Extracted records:
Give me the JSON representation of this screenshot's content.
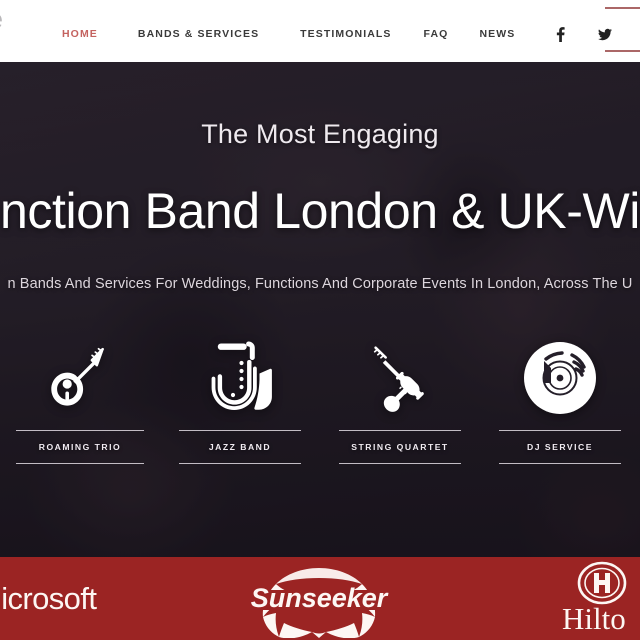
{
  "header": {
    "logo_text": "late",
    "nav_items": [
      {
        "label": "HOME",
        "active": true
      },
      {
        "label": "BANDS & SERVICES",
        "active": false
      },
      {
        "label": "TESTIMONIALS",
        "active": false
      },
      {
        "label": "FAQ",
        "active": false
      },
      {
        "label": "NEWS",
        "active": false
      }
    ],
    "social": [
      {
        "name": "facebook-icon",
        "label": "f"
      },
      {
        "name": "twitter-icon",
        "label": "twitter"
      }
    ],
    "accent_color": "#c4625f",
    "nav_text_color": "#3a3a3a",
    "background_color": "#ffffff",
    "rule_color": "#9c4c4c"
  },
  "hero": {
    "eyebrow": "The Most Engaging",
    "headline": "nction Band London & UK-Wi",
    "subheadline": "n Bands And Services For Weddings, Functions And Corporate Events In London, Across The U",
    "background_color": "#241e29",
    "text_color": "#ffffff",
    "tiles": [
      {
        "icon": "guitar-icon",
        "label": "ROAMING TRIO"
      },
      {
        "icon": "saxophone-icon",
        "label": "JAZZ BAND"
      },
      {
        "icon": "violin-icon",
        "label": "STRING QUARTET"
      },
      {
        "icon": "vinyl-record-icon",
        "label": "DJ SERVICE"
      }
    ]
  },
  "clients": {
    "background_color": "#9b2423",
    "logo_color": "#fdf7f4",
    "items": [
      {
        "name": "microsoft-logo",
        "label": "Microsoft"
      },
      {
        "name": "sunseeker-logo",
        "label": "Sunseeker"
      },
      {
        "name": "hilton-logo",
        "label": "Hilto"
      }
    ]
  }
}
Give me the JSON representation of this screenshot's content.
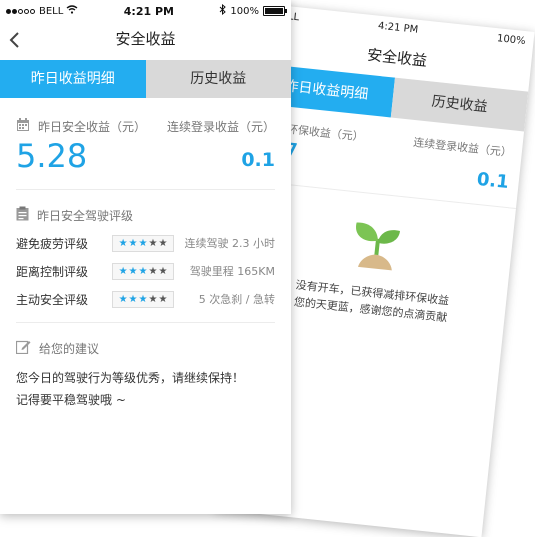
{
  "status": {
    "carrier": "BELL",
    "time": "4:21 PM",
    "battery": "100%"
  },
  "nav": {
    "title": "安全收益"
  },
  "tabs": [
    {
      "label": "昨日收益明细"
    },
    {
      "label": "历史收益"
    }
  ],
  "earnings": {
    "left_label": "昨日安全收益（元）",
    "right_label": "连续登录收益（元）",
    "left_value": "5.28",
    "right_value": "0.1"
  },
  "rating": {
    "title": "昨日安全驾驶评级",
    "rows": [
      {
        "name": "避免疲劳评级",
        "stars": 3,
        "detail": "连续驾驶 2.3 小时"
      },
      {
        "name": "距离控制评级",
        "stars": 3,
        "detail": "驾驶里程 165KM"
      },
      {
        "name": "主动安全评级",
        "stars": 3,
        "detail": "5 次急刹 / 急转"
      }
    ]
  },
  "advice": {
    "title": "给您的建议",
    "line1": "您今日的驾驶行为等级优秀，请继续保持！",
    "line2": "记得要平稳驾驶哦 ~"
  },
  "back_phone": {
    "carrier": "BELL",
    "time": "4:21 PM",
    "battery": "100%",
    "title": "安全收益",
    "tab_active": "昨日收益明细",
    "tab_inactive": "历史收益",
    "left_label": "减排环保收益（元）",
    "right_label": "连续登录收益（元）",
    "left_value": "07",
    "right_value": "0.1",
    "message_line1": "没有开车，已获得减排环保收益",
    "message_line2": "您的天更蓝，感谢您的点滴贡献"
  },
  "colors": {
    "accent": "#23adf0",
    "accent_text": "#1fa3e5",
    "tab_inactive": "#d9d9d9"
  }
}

■ **Work required**: Reproduce the listing word for word and omit its pictures.

■ **Correct response**:
Give me the JSON representation of this screenshot's content.
{
  "header": {
    "logo_text": "late",
    "nav_items": [
      {
        "label": "HOME",
        "active": true
      },
      {
        "label": "BANDS & SERVICES",
        "active": false
      },
      {
        "label": "TESTIMONIALS",
        "active": false
      },
      {
        "label": "FAQ",
        "active": false
      },
      {
        "label": "NEWS",
        "active": false
      }
    ],
    "social": [
      {
        "name": "facebook-icon",
        "label": "f"
      },
      {
        "name": "twitter-icon",
        "label": "twitter"
      }
    ],
    "accent_color": "#c4625f",
    "nav_text_color": "#3a3a3a",
    "background_color": "#ffffff",
    "rule_color": "#9c4c4c"
  },
  "hero": {
    "eyebrow": "The Most Engaging",
    "headline": "nction Band London & UK-Wi",
    "subheadline": "n Bands And Services For Weddings, Functions And Corporate Events In London, Across The U",
    "background_color": "#241e29",
    "text_color": "#ffffff",
    "tiles": [
      {
        "icon": "guitar-icon",
        "label": "ROAMING TRIO"
      },
      {
        "icon": "saxophone-icon",
        "label": "JAZZ BAND"
      },
      {
        "icon": "violin-icon",
        "label": "STRING QUARTET"
      },
      {
        "icon": "vinyl-record-icon",
        "label": "DJ SERVICE"
      }
    ]
  },
  "clients": {
    "background_color": "#9b2423",
    "logo_color": "#fdf7f4",
    "items": [
      {
        "name": "microsoft-logo",
        "label": "Microsoft"
      },
      {
        "name": "sunseeker-logo",
        "label": "Sunseeker"
      },
      {
        "name": "hilton-logo",
        "label": "Hilto"
      }
    ]
  }
}
Give me the JSON representation of this screenshot's content.
{
  "status": {
    "carrier": "BELL",
    "time": "4:21 PM",
    "battery": "100%"
  },
  "nav": {
    "title": "安全收益"
  },
  "tabs": [
    {
      "label": "昨日收益明细"
    },
    {
      "label": "历史收益"
    }
  ],
  "earnings": {
    "left_label": "昨日安全收益（元）",
    "right_label": "连续登录收益（元）",
    "left_value": "5.28",
    "right_value": "0.1"
  },
  "rating": {
    "title": "昨日安全驾驶评级",
    "rows": [
      {
        "name": "避免疲劳评级",
        "stars": 3,
        "detail": "连续驾驶 2.3 小时"
      },
      {
        "name": "距离控制评级",
        "stars": 3,
        "detail": "驾驶里程 165KM"
      },
      {
        "name": "主动安全评级",
        "stars": 3,
        "detail": "5 次急刹 / 急转"
      }
    ]
  },
  "advice": {
    "title": "给您的建议",
    "line1": "您今日的驾驶行为等级优秀，请继续保持！",
    "line2": "记得要平稳驾驶哦 ~"
  },
  "back_phone": {
    "carrier": "BELL",
    "time": "4:21 PM",
    "battery": "100%",
    "title": "安全收益",
    "tab_active": "昨日收益明细",
    "tab_inactive": "历史收益",
    "left_label": "减排环保收益（元）",
    "right_label": "连续登录收益（元）",
    "left_value": "07",
    "right_value": "0.1",
    "message_line1": "没有开车，已获得减排环保收益",
    "message_line2": "您的天更蓝，感谢您的点滴贡献"
  },
  "colors": {
    "accent": "#23adf0",
    "accent_text": "#1fa3e5",
    "tab_inactive": "#d9d9d9"
  }
}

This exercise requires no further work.